> Task description: From the entries below, copy every line holding the word "name".

-*-

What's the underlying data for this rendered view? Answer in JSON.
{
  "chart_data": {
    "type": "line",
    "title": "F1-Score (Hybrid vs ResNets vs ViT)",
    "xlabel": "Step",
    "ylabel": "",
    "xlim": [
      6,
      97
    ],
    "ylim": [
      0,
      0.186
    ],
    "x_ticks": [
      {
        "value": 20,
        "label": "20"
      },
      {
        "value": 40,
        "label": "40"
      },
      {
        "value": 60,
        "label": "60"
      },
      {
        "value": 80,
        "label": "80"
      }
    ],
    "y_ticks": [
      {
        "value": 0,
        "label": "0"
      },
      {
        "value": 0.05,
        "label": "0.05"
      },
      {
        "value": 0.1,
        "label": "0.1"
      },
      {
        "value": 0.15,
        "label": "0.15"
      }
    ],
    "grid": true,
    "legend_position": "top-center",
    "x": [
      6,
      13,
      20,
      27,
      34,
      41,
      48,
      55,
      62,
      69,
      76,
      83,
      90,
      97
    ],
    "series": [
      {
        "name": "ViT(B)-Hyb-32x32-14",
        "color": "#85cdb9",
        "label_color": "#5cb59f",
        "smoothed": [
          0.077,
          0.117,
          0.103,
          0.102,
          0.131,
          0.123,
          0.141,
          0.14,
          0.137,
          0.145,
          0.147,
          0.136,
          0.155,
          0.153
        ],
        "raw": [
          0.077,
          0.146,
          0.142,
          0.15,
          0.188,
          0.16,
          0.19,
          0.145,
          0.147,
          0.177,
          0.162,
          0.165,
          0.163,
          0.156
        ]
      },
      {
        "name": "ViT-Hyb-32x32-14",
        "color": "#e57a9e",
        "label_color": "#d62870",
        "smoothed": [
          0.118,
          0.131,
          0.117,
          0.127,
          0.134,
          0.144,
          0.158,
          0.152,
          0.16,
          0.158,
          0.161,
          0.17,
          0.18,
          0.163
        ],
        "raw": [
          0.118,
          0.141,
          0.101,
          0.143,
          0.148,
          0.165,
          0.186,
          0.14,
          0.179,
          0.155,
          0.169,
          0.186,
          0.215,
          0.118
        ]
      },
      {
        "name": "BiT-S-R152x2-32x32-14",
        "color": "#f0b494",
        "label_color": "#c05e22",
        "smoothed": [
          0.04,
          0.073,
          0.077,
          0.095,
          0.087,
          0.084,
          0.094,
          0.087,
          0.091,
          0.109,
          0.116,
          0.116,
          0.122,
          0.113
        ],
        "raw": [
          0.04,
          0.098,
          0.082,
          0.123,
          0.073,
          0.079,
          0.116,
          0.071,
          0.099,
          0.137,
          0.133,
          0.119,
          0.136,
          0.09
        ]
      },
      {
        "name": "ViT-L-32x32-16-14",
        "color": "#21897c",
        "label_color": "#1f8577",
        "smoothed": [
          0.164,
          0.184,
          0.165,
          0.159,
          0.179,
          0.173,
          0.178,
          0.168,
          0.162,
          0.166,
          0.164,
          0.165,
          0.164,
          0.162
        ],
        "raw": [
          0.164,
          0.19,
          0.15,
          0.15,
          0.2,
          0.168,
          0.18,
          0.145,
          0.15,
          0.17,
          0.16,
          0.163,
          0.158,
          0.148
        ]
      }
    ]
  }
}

-*-

> Expected answer:
        "name": "ViT(B)-Hyb-32x32-14",
        "name": "ViT-Hyb-32x32-14",
        "name": "BiT-S-R152x2-32x32-14",
        "name": "ViT-L-32x32-16-14",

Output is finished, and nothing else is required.